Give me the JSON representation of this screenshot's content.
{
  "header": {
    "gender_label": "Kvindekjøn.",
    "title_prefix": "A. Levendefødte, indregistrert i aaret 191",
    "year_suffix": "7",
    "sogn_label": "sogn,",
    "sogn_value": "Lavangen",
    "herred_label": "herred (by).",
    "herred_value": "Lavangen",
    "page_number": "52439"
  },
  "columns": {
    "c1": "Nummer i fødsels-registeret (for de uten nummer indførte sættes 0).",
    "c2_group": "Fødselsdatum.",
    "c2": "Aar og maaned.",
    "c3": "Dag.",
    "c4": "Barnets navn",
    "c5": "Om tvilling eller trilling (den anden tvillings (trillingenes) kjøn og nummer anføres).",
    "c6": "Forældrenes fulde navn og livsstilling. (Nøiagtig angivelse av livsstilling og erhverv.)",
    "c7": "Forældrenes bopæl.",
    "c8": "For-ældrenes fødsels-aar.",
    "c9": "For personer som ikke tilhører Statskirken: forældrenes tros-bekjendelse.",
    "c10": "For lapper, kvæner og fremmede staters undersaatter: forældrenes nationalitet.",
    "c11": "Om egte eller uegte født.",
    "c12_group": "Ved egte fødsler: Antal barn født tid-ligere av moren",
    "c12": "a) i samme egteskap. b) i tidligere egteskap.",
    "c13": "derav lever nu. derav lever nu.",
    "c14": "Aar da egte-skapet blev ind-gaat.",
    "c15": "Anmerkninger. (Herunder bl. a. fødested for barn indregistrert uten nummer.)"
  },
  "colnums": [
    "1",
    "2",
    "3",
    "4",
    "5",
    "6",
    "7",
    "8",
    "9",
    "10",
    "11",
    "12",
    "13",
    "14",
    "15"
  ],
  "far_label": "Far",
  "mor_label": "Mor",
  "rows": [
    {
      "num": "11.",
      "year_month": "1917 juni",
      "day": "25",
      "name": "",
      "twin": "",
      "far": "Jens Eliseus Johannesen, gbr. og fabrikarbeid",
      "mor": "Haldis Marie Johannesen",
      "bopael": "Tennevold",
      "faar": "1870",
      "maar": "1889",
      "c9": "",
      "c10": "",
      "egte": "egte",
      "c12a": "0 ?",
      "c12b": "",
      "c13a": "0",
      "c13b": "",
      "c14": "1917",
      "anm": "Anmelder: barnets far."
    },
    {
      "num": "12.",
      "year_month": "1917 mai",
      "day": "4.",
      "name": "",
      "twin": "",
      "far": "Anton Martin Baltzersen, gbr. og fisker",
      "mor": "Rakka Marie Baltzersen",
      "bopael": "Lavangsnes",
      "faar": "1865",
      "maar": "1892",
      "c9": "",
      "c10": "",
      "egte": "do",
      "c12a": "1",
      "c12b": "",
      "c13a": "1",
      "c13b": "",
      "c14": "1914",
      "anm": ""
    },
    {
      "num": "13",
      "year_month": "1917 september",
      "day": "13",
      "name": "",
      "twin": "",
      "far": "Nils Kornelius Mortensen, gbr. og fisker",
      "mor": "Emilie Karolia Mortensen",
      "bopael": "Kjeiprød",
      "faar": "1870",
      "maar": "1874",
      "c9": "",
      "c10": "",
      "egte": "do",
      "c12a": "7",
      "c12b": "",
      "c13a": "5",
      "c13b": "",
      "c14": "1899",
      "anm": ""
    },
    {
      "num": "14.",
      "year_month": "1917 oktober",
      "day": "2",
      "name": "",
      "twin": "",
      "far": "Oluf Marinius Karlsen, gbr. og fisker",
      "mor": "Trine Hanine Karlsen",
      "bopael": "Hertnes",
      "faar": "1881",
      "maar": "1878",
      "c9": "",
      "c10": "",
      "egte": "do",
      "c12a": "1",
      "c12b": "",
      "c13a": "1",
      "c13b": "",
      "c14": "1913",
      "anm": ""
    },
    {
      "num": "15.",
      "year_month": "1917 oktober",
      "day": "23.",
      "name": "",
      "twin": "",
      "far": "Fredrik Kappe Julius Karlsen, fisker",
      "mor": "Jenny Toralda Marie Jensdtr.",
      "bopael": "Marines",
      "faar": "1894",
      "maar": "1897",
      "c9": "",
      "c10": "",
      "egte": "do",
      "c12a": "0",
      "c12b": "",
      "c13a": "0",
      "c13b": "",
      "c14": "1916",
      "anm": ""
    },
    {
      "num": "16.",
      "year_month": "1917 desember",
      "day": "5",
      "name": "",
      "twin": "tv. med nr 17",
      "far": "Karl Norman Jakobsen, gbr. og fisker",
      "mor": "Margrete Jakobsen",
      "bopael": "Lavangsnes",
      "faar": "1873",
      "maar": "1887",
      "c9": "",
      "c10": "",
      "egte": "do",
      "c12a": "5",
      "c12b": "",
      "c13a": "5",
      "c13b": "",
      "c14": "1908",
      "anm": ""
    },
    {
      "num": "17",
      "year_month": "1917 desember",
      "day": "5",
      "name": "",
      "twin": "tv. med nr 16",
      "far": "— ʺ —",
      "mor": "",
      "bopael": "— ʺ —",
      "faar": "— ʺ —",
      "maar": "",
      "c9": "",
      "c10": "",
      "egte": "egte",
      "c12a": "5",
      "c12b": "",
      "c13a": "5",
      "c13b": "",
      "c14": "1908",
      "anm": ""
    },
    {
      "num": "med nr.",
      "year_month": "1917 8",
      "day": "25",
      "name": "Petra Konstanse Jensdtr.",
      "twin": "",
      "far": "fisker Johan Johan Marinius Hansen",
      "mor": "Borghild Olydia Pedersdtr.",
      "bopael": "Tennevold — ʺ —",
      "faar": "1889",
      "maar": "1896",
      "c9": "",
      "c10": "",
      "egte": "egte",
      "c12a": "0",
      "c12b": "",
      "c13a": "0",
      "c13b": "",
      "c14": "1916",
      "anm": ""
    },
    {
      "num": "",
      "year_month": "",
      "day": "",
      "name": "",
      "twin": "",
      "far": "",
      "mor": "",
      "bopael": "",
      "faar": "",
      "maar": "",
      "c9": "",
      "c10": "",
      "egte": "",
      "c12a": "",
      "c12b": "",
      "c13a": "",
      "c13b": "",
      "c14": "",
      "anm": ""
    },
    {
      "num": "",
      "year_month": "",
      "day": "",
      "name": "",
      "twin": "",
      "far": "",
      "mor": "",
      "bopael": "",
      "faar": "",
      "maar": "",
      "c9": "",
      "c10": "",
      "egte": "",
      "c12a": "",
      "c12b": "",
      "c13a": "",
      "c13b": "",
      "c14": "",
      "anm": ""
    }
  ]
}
====
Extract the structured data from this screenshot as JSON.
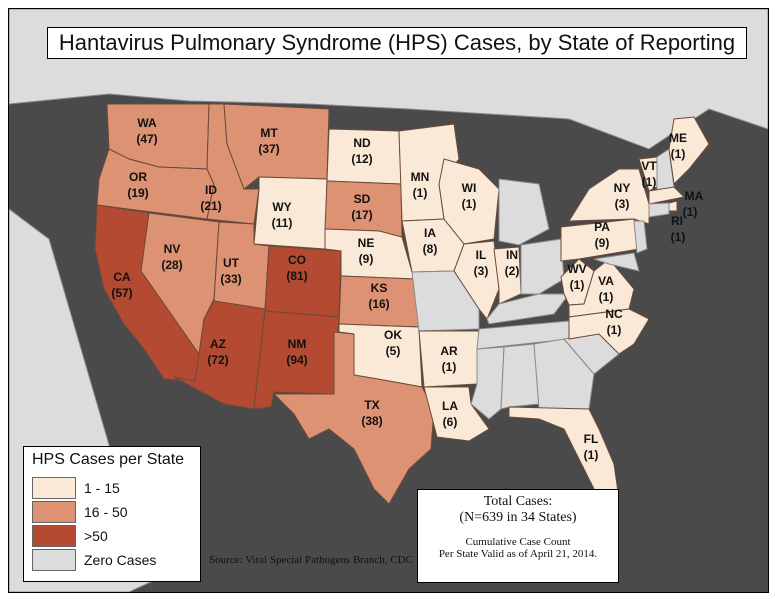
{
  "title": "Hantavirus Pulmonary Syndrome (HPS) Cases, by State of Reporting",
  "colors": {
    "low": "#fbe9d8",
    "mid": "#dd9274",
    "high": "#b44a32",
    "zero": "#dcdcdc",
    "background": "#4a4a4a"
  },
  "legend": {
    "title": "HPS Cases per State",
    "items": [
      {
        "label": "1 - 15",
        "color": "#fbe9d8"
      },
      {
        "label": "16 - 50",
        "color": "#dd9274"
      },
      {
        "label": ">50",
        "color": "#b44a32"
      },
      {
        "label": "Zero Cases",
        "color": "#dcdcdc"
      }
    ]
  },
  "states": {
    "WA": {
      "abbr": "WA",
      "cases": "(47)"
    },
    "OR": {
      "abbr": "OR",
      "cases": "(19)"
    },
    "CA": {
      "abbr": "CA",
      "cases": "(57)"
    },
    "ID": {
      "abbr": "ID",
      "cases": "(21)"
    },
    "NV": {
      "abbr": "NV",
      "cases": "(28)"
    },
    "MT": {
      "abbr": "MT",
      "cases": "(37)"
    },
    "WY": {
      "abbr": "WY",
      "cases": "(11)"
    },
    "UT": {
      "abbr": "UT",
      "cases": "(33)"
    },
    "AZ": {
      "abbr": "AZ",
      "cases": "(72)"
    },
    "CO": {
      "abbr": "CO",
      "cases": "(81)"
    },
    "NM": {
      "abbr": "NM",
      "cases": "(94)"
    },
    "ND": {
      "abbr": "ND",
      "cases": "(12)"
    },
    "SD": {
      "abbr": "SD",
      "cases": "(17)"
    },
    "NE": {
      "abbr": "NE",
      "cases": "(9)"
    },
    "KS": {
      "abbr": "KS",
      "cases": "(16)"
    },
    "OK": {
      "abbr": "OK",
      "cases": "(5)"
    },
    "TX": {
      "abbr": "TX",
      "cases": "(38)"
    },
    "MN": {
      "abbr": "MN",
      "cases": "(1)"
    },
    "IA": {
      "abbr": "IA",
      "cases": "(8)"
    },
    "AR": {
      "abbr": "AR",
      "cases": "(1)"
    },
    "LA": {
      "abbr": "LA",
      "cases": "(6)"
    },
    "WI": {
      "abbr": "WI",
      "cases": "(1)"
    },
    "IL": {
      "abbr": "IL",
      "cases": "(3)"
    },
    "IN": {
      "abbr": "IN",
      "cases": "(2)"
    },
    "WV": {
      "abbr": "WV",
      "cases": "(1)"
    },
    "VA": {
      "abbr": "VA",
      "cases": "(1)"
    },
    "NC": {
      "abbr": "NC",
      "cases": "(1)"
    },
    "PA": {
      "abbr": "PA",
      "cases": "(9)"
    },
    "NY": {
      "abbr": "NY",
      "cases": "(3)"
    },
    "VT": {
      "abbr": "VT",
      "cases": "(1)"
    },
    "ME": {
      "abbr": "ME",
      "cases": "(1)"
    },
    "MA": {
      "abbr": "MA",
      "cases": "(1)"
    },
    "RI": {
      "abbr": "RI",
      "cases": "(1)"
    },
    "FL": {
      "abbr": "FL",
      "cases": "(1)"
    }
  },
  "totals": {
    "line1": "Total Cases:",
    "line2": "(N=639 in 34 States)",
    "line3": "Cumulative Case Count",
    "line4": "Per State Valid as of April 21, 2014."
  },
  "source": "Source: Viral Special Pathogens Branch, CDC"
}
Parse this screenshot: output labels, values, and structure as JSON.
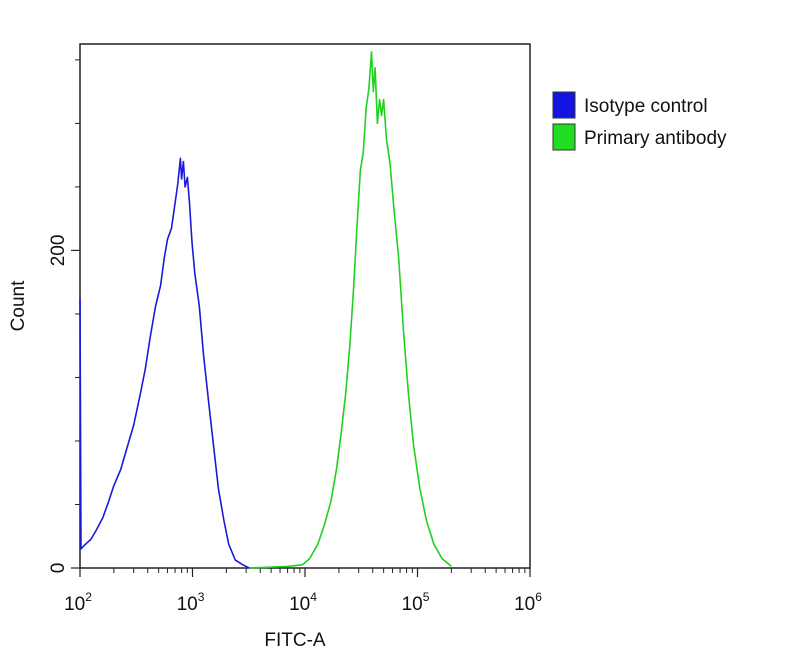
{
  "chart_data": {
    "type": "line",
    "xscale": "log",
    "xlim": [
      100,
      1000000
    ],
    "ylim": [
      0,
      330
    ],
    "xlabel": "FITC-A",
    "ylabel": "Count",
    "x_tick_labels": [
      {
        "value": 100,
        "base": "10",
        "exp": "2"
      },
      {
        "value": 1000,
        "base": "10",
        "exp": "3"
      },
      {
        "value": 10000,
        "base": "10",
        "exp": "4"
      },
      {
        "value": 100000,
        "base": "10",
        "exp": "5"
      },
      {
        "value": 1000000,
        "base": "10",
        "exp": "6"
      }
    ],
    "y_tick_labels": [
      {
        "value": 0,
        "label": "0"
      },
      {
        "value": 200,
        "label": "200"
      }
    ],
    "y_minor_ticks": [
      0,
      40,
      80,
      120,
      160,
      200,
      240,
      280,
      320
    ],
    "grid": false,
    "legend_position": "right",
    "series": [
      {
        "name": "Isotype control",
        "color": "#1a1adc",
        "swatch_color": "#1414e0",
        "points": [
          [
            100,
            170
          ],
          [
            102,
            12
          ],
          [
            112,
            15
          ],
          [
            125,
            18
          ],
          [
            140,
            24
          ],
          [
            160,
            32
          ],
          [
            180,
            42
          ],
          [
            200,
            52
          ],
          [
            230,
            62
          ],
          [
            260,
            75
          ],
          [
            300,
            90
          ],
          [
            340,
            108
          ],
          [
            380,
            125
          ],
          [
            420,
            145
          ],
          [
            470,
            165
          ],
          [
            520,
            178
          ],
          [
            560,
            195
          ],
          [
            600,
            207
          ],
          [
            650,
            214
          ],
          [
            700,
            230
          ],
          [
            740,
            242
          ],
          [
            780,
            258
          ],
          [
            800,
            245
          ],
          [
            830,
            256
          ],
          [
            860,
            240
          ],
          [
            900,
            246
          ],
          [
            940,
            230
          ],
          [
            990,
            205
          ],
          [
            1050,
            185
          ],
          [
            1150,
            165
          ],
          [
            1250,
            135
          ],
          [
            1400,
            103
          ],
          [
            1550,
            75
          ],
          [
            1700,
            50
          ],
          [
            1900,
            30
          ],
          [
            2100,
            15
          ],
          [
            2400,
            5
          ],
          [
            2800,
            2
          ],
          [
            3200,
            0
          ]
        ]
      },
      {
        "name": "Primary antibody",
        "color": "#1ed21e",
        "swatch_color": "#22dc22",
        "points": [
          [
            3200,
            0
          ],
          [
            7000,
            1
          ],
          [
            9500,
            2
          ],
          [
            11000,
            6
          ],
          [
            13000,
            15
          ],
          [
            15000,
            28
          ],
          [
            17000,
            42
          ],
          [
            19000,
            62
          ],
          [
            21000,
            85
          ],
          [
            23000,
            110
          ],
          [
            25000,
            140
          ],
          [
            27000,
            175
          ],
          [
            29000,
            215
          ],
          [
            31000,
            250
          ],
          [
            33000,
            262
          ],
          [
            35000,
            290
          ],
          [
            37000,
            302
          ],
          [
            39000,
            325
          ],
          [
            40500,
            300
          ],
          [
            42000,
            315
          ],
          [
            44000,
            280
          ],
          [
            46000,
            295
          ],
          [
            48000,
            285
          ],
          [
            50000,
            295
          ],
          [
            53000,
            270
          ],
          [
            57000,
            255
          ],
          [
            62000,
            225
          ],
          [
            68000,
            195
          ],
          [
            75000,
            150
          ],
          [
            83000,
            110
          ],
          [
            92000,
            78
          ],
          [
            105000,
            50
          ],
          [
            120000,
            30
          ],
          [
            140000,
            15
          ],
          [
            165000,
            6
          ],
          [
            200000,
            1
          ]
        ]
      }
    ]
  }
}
====
Indicate how many lines of the material contain the string "Mortensen", giving the number and nothing more.

2